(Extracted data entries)
*-*-*

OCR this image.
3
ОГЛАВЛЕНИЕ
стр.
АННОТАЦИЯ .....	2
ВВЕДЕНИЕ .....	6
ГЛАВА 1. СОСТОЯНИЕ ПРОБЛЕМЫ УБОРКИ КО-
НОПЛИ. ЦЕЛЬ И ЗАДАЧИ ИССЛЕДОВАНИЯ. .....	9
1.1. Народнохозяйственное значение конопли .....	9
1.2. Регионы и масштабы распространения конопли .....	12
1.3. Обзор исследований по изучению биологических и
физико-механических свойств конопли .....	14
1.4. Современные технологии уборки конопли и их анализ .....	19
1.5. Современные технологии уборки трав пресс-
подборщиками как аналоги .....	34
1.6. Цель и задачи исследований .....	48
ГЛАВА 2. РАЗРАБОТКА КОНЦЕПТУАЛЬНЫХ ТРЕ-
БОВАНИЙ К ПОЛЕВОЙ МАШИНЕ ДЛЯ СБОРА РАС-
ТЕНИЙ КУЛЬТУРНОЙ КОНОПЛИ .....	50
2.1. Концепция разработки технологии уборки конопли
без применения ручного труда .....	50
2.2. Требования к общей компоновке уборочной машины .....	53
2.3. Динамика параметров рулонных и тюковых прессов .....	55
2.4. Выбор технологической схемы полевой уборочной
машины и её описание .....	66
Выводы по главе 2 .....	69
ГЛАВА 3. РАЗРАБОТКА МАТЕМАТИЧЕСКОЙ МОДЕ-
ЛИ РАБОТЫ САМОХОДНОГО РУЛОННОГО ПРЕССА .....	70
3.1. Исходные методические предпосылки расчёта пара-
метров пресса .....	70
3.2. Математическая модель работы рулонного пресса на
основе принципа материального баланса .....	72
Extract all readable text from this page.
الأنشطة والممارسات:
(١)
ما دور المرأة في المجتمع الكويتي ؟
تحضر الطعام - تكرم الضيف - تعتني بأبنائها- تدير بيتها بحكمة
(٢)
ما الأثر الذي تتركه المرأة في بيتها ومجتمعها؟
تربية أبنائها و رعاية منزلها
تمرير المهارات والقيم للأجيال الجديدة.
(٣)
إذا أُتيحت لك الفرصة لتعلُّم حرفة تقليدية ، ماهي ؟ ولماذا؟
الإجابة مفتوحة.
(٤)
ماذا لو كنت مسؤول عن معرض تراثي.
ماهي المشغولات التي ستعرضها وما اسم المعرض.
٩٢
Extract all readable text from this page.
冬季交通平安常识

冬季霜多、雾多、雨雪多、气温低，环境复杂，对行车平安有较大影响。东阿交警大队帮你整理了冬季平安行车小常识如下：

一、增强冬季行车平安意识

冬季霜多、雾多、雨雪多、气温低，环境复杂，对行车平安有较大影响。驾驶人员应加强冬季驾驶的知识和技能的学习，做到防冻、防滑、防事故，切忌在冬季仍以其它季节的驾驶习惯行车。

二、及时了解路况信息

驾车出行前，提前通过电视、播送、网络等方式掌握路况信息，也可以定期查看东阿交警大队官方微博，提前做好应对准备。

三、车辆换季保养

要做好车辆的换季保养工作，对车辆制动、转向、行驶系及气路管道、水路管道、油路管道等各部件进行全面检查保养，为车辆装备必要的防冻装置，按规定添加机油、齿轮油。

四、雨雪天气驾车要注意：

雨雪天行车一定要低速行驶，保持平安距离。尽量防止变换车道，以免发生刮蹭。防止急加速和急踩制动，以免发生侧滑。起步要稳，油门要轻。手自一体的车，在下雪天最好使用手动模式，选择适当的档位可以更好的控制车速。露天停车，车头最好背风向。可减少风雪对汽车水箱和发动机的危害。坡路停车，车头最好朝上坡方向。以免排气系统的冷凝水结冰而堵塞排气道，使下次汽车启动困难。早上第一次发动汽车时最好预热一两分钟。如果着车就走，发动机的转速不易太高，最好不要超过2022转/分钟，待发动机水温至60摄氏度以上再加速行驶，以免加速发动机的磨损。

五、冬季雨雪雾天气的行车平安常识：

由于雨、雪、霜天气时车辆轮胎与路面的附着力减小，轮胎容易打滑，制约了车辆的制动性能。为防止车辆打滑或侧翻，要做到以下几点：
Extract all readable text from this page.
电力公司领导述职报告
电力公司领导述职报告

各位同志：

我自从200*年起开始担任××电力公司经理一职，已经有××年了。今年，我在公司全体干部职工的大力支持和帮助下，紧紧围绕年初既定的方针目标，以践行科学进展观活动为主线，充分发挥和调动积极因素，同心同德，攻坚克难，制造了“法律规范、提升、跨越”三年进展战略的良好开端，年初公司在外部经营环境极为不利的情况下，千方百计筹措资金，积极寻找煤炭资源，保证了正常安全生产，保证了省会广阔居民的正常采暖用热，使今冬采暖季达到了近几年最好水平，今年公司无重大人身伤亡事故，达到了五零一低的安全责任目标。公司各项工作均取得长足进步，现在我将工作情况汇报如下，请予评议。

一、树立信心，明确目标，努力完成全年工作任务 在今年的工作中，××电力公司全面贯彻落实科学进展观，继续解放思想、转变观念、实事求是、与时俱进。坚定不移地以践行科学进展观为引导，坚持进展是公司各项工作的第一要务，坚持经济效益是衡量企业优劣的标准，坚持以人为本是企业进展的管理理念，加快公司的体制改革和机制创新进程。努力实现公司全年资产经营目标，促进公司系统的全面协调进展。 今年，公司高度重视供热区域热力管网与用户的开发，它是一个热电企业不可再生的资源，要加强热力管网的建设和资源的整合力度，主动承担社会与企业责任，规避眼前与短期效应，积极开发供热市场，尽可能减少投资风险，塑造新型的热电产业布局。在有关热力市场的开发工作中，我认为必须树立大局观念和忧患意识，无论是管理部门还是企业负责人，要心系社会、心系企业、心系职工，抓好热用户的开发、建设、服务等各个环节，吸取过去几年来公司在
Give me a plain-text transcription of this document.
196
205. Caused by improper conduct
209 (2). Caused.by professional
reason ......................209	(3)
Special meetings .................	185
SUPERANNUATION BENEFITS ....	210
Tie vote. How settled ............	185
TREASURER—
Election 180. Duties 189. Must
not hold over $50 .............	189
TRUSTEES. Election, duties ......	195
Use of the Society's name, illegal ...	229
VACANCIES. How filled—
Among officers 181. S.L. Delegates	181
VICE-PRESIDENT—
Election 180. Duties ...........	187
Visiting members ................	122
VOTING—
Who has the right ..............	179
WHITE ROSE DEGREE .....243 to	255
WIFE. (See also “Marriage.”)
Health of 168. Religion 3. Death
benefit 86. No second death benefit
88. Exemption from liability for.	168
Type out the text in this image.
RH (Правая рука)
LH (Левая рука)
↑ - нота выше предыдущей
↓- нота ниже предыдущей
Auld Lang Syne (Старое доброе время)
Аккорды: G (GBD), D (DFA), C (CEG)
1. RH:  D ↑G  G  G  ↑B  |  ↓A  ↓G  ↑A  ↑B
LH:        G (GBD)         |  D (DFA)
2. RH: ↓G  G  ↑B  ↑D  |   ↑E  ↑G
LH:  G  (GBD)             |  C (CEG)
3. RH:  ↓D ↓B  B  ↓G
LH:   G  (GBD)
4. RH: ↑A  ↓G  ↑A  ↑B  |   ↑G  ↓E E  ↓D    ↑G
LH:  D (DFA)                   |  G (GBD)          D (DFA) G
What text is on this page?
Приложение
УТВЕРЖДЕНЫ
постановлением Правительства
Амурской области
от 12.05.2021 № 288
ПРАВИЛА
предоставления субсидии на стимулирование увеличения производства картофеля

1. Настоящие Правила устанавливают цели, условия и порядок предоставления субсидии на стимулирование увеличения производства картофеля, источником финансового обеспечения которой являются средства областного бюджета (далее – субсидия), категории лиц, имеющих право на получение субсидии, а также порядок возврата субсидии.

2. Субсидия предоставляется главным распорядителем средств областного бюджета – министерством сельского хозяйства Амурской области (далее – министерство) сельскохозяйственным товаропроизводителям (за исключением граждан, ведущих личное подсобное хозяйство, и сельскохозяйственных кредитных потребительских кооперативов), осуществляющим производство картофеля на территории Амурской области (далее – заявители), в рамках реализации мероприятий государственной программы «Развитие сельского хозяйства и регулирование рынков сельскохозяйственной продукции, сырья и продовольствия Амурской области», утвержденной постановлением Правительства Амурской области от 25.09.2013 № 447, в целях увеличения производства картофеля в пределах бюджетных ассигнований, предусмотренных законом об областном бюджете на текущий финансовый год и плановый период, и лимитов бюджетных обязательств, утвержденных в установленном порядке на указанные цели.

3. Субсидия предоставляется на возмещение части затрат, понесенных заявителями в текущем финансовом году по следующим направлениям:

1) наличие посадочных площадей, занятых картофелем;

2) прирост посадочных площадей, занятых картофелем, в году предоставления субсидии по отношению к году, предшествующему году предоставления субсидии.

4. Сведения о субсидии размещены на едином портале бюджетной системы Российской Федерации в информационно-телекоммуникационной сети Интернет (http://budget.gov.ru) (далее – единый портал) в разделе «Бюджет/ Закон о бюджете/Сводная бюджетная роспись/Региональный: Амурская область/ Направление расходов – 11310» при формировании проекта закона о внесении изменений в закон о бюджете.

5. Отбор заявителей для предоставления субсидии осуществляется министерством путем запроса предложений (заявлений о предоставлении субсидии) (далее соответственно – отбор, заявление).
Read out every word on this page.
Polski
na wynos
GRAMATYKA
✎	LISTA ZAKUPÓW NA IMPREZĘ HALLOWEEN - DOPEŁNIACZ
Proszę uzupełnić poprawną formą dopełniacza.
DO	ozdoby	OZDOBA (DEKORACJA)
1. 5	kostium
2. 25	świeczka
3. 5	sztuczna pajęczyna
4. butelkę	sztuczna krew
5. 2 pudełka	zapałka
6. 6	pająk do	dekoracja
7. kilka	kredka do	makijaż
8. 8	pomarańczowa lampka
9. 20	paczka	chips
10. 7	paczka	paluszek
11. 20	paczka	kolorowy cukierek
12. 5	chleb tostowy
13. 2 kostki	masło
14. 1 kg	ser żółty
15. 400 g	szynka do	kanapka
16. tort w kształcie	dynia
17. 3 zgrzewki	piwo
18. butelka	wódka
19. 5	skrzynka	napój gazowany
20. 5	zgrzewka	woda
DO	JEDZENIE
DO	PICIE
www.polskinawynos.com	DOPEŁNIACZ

*-*-*

> **Task instructions**:
Collect each line above holding the string "بيتها".

> **Written response**:
تحضر الطعام - تكرم الضيف - تعتني بأبنائها- تدير بيتها بحكمة
ما الأثر الذي تتركه المرأة في بيتها ومجتمعها؟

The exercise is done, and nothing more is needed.